**TASK INSTRUCTIONS:** Across the entries below, count the lines in which the word "換算価格" occurs. Reply with the count alone.

+++

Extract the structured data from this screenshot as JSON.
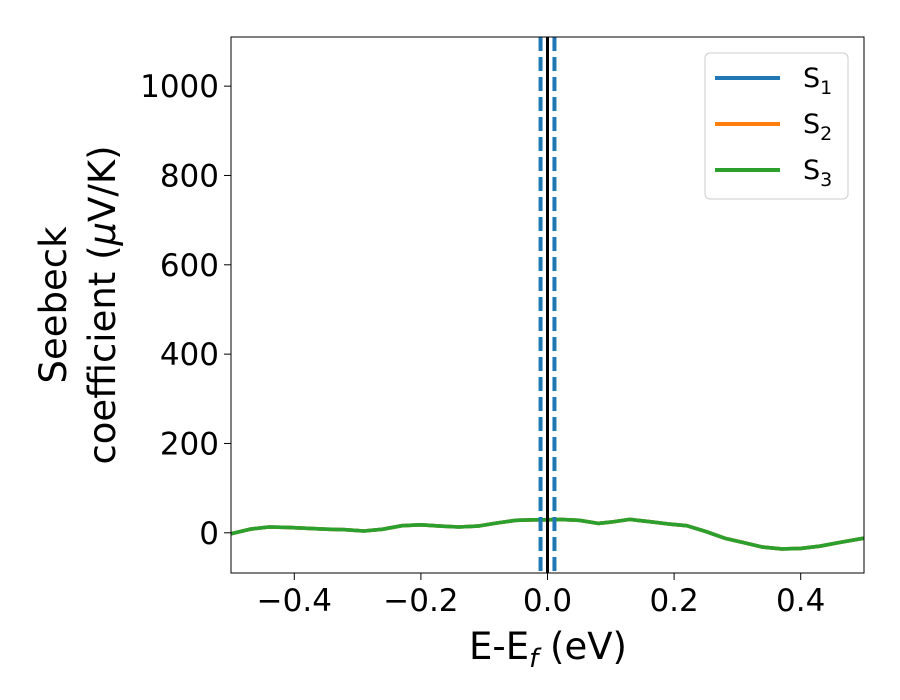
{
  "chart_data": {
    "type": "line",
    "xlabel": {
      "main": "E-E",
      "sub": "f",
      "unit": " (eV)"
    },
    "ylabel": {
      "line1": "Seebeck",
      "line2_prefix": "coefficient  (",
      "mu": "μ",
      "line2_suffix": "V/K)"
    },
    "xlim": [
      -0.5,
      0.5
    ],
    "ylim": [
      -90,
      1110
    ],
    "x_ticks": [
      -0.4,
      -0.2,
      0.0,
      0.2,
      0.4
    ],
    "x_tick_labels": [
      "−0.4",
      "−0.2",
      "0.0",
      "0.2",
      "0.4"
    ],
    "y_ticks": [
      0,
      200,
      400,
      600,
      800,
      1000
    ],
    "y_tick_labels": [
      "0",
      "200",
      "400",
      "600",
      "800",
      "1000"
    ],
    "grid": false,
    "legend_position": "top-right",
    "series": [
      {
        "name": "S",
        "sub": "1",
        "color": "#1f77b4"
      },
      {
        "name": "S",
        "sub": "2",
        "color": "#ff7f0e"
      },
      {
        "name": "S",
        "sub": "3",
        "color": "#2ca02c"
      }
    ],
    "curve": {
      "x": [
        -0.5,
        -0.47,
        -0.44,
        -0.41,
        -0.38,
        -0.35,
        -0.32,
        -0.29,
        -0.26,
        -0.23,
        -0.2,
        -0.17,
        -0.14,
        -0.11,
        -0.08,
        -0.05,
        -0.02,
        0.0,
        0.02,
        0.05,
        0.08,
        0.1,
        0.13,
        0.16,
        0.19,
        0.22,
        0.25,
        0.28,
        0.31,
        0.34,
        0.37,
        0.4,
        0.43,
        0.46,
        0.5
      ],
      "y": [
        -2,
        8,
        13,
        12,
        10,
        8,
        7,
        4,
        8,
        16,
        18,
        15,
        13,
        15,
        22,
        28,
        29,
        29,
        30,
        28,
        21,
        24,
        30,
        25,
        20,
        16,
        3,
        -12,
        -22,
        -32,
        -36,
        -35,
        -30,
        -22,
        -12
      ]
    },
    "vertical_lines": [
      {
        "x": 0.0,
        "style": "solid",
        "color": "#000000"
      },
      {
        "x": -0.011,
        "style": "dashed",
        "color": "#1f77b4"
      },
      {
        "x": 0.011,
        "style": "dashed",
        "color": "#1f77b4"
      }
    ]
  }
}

+++

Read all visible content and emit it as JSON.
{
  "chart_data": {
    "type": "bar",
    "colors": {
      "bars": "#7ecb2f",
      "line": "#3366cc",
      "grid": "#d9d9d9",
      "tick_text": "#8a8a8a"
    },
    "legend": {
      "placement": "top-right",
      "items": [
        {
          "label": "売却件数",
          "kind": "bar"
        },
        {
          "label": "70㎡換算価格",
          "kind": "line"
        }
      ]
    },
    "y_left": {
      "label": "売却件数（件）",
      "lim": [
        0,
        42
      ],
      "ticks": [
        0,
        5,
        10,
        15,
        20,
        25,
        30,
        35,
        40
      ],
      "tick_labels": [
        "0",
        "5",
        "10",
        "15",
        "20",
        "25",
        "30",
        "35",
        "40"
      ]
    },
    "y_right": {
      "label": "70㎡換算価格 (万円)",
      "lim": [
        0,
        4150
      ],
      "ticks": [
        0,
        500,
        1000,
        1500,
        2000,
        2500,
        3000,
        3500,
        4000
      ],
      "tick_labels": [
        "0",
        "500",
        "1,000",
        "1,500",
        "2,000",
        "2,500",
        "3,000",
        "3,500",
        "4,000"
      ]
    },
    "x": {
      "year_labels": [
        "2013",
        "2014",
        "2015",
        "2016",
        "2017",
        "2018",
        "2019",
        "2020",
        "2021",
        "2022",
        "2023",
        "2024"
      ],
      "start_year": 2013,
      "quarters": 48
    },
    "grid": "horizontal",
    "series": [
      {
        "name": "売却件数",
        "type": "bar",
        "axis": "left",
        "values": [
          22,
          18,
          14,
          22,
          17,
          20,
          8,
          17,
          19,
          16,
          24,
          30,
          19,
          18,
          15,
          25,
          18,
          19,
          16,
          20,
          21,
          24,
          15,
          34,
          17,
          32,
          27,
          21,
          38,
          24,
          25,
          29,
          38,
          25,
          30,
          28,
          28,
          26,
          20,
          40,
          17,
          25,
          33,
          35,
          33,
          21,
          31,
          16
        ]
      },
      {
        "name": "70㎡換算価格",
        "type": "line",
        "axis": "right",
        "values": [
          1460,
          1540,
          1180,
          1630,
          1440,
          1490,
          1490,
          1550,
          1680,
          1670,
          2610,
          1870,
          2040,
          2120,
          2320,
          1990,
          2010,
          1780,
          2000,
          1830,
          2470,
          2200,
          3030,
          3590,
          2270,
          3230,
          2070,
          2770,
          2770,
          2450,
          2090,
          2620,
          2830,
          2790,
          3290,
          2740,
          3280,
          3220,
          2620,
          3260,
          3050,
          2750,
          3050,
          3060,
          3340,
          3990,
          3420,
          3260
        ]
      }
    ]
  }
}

+++

**ANSWER TO THIS PROBLEM:** 3